[START]

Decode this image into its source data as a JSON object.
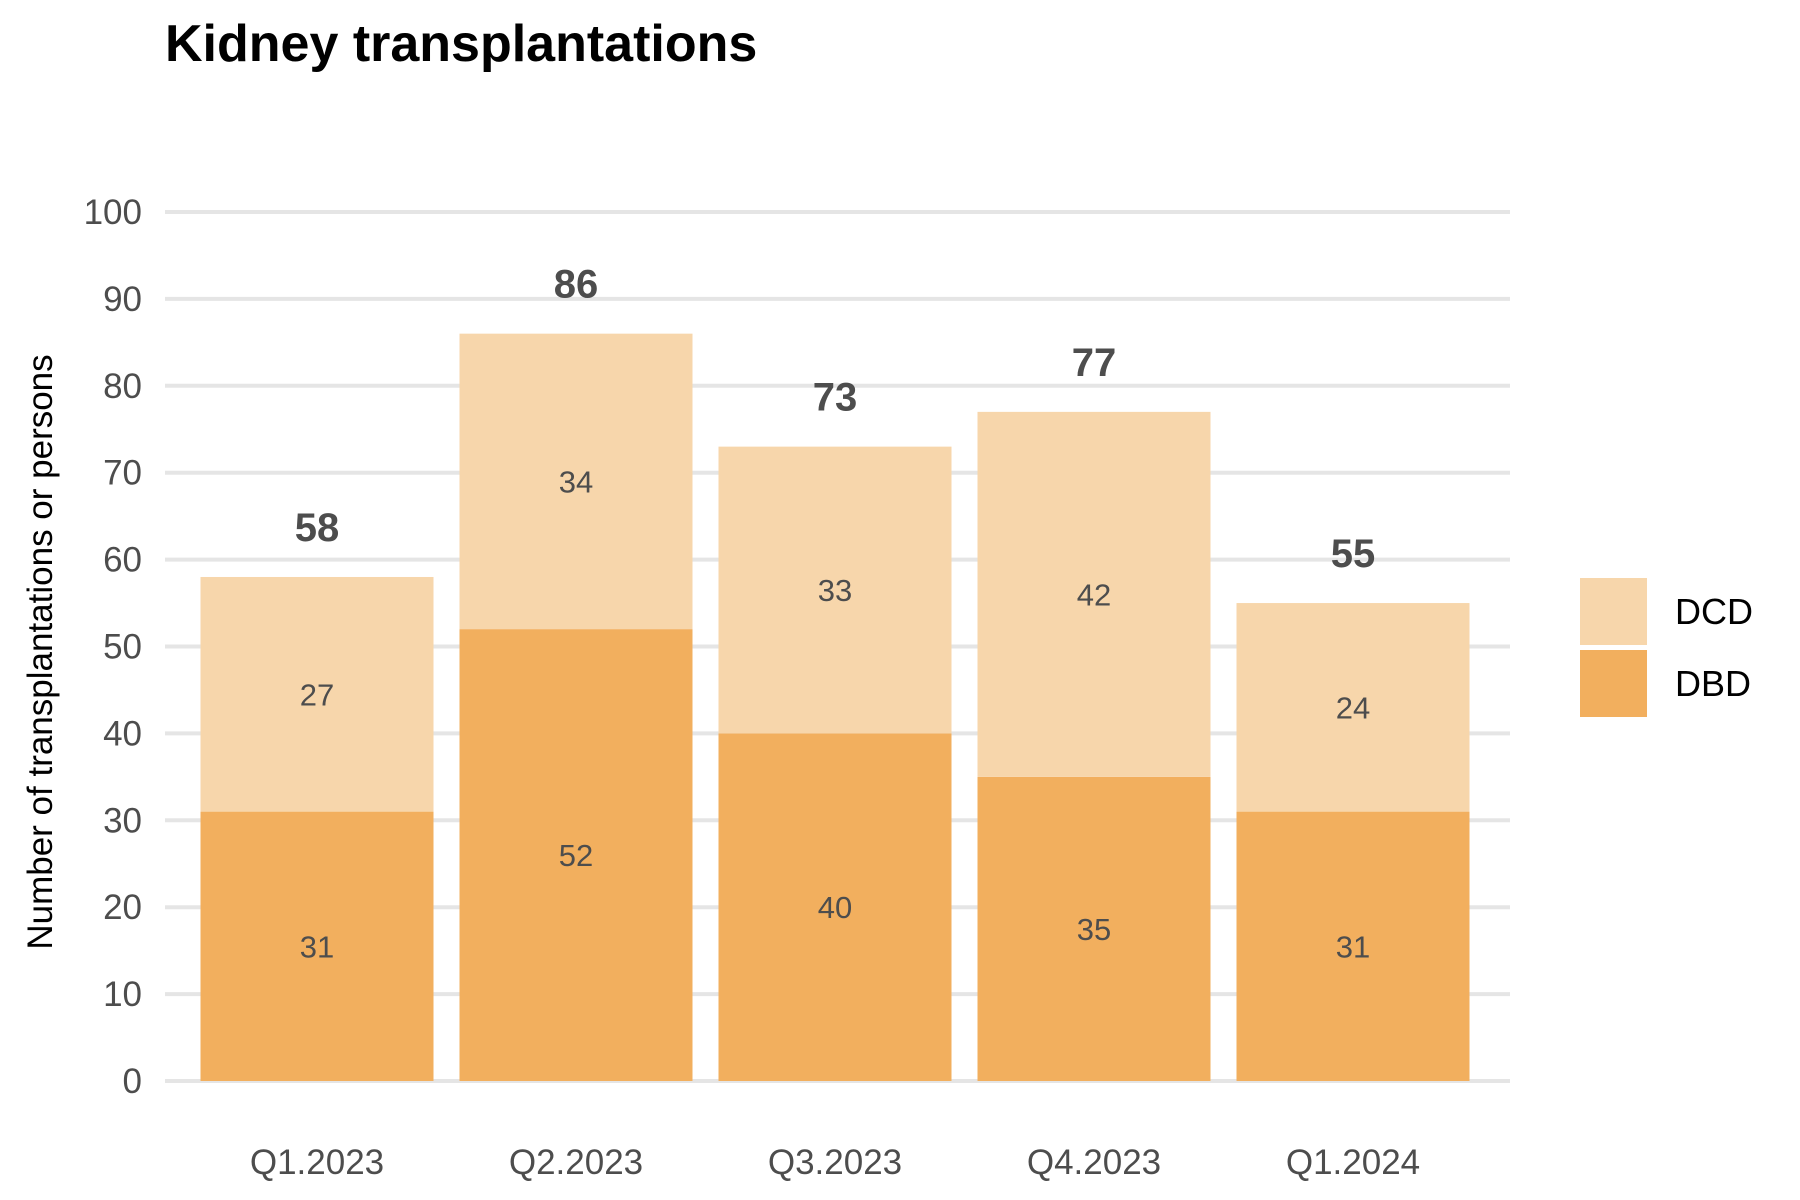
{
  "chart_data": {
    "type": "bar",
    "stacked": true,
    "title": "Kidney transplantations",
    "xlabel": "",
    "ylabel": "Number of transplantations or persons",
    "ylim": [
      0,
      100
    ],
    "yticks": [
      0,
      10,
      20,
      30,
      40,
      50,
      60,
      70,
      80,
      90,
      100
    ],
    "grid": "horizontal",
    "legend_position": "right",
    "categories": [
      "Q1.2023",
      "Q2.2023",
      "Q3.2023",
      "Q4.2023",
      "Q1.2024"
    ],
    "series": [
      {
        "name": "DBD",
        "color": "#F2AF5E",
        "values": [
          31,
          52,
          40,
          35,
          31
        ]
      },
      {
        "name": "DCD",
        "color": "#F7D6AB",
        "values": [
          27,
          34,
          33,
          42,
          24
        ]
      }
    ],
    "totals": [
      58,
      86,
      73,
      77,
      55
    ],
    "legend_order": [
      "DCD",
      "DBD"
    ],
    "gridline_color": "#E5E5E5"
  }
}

[END]

Transcribe the whole listing exactly. Pictures stay out of your copy.

_SOLVED PROBLEM:_
Decode this image into its source data as a JSON object.
{
  "chart_data": {
    "type": "bar",
    "stacked": true,
    "title": "Kidney transplantations",
    "xlabel": "",
    "ylabel": "Number of transplantations or persons",
    "ylim": [
      0,
      100
    ],
    "yticks": [
      0,
      10,
      20,
      30,
      40,
      50,
      60,
      70,
      80,
      90,
      100
    ],
    "grid": "horizontal",
    "legend_position": "right",
    "categories": [
      "Q1.2023",
      "Q2.2023",
      "Q3.2023",
      "Q4.2023",
      "Q1.2024"
    ],
    "series": [
      {
        "name": "DBD",
        "color": "#F2AF5E",
        "values": [
          31,
          52,
          40,
          35,
          31
        ]
      },
      {
        "name": "DCD",
        "color": "#F7D6AB",
        "values": [
          27,
          34,
          33,
          42,
          24
        ]
      }
    ],
    "totals": [
      58,
      86,
      73,
      77,
      55
    ],
    "legend_order": [
      "DCD",
      "DBD"
    ],
    "gridline_color": "#E5E5E5"
  }
}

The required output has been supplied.